▶ Exercise instructions:
Retype all the records with nothing changed.

Dataset entries
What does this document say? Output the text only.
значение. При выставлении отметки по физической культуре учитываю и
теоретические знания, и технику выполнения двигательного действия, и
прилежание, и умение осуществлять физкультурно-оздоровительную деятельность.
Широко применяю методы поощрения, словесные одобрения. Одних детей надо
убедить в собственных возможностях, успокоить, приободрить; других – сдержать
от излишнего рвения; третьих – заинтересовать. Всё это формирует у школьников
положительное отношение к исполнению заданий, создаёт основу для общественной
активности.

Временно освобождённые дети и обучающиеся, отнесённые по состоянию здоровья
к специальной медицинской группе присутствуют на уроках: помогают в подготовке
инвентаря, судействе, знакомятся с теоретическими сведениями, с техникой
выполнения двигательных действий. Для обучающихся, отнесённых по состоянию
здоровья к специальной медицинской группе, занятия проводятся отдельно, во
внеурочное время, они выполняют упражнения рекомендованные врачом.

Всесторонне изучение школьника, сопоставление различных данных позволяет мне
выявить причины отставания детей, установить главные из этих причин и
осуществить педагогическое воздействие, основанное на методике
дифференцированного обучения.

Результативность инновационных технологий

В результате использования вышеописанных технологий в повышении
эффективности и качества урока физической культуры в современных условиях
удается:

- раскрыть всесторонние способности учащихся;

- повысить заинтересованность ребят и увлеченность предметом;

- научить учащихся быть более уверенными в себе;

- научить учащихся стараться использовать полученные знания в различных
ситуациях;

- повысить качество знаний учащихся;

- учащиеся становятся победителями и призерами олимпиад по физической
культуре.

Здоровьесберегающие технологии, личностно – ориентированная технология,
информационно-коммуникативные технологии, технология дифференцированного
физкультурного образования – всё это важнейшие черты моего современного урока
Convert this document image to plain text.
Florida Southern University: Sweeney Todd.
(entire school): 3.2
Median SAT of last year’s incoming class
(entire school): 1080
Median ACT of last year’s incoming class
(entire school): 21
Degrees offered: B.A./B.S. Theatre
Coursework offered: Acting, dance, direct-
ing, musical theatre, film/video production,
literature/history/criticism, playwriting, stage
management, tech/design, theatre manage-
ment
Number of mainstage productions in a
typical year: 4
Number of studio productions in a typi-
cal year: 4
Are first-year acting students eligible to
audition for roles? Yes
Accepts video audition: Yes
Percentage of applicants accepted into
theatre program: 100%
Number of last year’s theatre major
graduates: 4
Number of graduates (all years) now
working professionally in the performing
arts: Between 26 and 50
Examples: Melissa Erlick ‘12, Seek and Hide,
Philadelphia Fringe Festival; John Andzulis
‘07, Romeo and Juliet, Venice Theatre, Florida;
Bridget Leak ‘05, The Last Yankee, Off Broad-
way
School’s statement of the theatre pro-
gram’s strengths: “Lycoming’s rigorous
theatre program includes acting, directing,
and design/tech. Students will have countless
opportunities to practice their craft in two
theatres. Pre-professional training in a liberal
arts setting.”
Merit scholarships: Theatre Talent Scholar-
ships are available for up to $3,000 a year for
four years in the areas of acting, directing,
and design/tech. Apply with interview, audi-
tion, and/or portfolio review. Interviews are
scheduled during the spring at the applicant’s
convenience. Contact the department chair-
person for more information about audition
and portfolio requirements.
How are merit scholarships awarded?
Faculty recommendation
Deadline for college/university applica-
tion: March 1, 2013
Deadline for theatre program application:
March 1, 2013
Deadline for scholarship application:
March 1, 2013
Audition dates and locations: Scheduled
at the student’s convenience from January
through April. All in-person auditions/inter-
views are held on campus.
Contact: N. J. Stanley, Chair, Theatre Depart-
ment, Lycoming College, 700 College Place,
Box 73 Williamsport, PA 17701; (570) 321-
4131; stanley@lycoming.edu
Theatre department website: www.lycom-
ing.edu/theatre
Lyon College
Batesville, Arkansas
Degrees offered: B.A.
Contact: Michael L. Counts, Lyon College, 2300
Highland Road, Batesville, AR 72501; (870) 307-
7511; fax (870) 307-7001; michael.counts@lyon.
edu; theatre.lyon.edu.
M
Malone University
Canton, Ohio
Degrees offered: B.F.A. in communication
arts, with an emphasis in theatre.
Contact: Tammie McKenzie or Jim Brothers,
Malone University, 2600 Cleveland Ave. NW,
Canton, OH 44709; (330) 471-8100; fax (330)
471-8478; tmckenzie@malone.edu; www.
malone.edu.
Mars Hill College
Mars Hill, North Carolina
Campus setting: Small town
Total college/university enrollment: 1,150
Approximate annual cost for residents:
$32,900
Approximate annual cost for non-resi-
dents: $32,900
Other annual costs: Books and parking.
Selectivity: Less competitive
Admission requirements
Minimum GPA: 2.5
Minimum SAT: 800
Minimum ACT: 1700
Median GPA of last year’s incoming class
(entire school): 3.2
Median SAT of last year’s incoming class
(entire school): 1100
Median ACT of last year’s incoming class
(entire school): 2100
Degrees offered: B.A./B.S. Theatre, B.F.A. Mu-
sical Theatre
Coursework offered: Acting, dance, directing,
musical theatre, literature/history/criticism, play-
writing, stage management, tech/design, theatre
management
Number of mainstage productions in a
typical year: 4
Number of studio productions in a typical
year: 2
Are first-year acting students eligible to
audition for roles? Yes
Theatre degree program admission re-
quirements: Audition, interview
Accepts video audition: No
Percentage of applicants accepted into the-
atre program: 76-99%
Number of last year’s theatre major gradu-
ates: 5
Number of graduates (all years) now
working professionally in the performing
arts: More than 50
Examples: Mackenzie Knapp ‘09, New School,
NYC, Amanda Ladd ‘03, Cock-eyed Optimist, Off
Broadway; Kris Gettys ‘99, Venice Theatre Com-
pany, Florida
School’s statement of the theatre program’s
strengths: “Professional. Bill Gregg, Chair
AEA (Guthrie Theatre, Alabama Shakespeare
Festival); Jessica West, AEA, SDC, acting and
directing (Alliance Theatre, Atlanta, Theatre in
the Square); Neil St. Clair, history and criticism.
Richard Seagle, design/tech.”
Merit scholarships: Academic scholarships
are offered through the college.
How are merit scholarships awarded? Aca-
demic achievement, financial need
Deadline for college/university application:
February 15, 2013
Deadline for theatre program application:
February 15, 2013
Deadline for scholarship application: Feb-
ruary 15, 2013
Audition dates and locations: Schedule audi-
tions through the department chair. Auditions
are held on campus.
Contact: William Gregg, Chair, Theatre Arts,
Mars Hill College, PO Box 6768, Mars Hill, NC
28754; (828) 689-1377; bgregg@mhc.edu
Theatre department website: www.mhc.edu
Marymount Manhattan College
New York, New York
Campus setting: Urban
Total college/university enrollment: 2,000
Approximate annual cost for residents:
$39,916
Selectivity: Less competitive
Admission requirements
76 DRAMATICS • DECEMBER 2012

▶ Exercise answer:
What does this document say? Output the text only.
значение. При выставлении отметки по физической культуре учитываю и
теоретические знания, и технику выполнения двигательного действия, и
прилежание, и умение осуществлять физкультурно-оздоровительную деятельность.
Широко применяю методы поощрения, словесные одобрения. Одних детей надо
убедить в собственных возможностях, успокоить, приободрить; других – сдержать
от излишнего рвения; третьих – заинтересовать. Всё это формирует у школьников
положительное отношение к исполнению заданий, создаёт основу для общественной
активности.

Временно освобождённые дети и обучающиеся, отнесённые по состоянию здоровья
к специальной медицинской группе присутствуют на уроках: помогают в подготовке
инвентаря, судействе, знакомятся с теоретическими сведениями, с техникой
выполнения двигательных действий. Для обучающихся, отнесённых по состоянию
здоровья к специальной медицинской группе, занятия проводятся отдельно, во
внеурочное время, они выполняют упражнения рекомендованные врачом.

Всесторонне изучение школьника, сопоставление различных данных позволяет мне
выявить причины отставания детей, установить главные из этих причин и
осуществить педагогическое воздействие, основанное на методике
дифференцированного обучения.

Результативность инновационных технологий

В результате использования вышеописанных технологий в повышении
эффективности и качества урока физической культуры в современных условиях
удается:

- раскрыть всесторонние способности учащихся;

- повысить заинтересованность ребят и увлеченность предметом;

- научить учащихся быть более уверенными в себе;

- научить учащихся стараться использовать полученные знания в различных
ситуациях;

- повысить качество знаний учащихся;

- учащиеся становятся победителями и призерами олимпиад по физической
культуре.

Здоровьесберегающие технологии, личностно – ориентированная технология,
информационно-коммуникативные технологии, технология дифференцированного
физкультурного образования – всё это важнейшие черты моего современного урока
Convert this document image to plain text.
Florida Southern University: Sweeney Todd.
(entire school): 3.2
Median SAT of last year’s incoming class
(entire school): 1080
Median ACT of last year’s incoming class
(entire school): 21
Degrees offered: B.A./B.S. Theatre
Coursework offered: Acting, dance, direct-
ing, musical theatre, film/video production,
literature/history/criticism, playwriting, stage
management, tech/design, theatre manage-
ment
Number of mainstage productions in a
typical year: 4
Number of studio productions in a typi-
cal year: 4
Are first-year acting students eligible to
audition for roles? Yes
Accepts video audition: Yes
Percentage of applicants accepted into
theatre program: 100%
Number of last year’s theatre major
graduates: 4
Number of graduates (all years) now
working professionally in the performing
arts: Between 26 and 50
Examples: Melissa Erlick ‘12, Seek and Hide,
Philadelphia Fringe Festival; John Andzulis
‘07, Romeo and Juliet, Venice Theatre, Florida;
Bridget Leak ‘05, The Last Yankee, Off Broad-
way
School’s statement of the theatre pro-
gram’s strengths: “Lycoming’s rigorous
theatre program includes acting, directing,
and design/tech. Students will have countless
opportunities to practice their craft in two
theatres. Pre-professional training in a liberal
arts setting.”
Merit scholarships: Theatre Talent Scholar-
ships are available for up to $3,000 a year for
four years in the areas of acting, directing,
and design/tech. Apply with interview, audi-
tion, and/or portfolio review. Interviews are
scheduled during the spring at the applicant’s
convenience. Contact the department chair-
person for more information about audition
and portfolio requirements.
How are merit scholarships awarded?
Faculty recommendation
Deadline for college/university applica-
tion: March 1, 2013
Deadline for theatre program application:
March 1, 2013
Deadline for scholarship application:
March 1, 2013
Audition dates and locations: Scheduled
at the student’s convenience from January
through April. All in-person auditions/inter-
views are held on campus.
Contact: N. J. Stanley, Chair, Theatre Depart-
ment, Lycoming College, 700 College Place,
Box 73 Williamsport, PA 17701; (570) 321-
4131; stanley@lycoming.edu
Theatre department website: www.lycom-
ing.edu/theatre
Lyon College
Batesville, Arkansas
Degrees offered: B.A.
Contact: Michael L. Counts, Lyon College, 2300
Highland Road, Batesville, AR 72501; (870) 307-
7511; fax (870) 307-7001; michael.counts@lyon.
edu; theatre.lyon.edu.
M
Malone University
Canton, Ohio
Degrees offered: B.F.A. in communication
arts, with an emphasis in theatre.
Contact: Tammie McKenzie or Jim Brothers,
Malone University, 2600 Cleveland Ave. NW,
Canton, OH 44709; (330) 471-8100; fax (330)
471-8478; tmckenzie@malone.edu; www.
malone.edu.
Mars Hill College
Mars Hill, North Carolina
Campus setting: Small town
Total college/university enrollment: 1,150
Approximate annual cost for residents:
$32,900
Approximate annual cost for non-resi-
dents: $32,900
Other annual costs: Books and parking.
Selectivity: Less competitive
Admission requirements
Minimum GPA: 2.5
Minimum SAT: 800
Minimum ACT: 1700
Median GPA of last year’s incoming class
(entire school): 3.2
Median SAT of last year’s incoming class
(entire school): 1100
Median ACT of last year’s incoming class
(entire school): 2100
Degrees offered: B.A./B.S. Theatre, B.F.A. Mu-
sical Theatre
Coursework offered: Acting, dance, directing,
musical theatre, literature/history/criticism, play-
writing, stage management, tech/design, theatre
management
Number of mainstage productions in a
typical year: 4
Number of studio productions in a typical
year: 2
Are first-year acting students eligible to
audition for roles? Yes
Theatre degree program admission re-
quirements: Audition, interview
Accepts video audition: No
Percentage of applicants accepted into the-
atre program: 76-99%
Number of last year’s theatre major gradu-
ates: 5
Number of graduates (all years) now
working professionally in the performing
arts: More than 50
Examples: Mackenzie Knapp ‘09, New School,
NYC, Amanda Ladd ‘03, Cock-eyed Optimist, Off
Broadway; Kris Gettys ‘99, Venice Theatre Com-
pany, Florida
School’s statement of the theatre program’s
strengths: “Professional. Bill Gregg, Chair
AEA (Guthrie Theatre, Alabama Shakespeare
Festival); Jessica West, AEA, SDC, acting and
directing (Alliance Theatre, Atlanta, Theatre in
the Square); Neil St. Clair, history and criticism.
Richard Seagle, design/tech.”
Merit scholarships: Academic scholarships
are offered through the college.
How are merit scholarships awarded? Aca-
demic achievement, financial need
Deadline for college/university application:
February 15, 2013
Deadline for theatre program application:
February 15, 2013
Deadline for scholarship application: Feb-
ruary 15, 2013
Audition dates and locations: Schedule audi-
tions through the department chair. Auditions
are held on campus.
Contact: William Gregg, Chair, Theatre Arts,
Mars Hill College, PO Box 6768, Mars Hill, NC
28754; (828) 689-1377; bgregg@mhc.edu
Theatre department website: www.mhc.edu
Marymount Manhattan College
New York, New York
Campus setting: Urban
Total college/university enrollment: 2,000
Approximate annual cost for residents:
$39,916
Selectivity: Less competitive
Admission requirements
76 DRAMATICS • DECEMBER 2012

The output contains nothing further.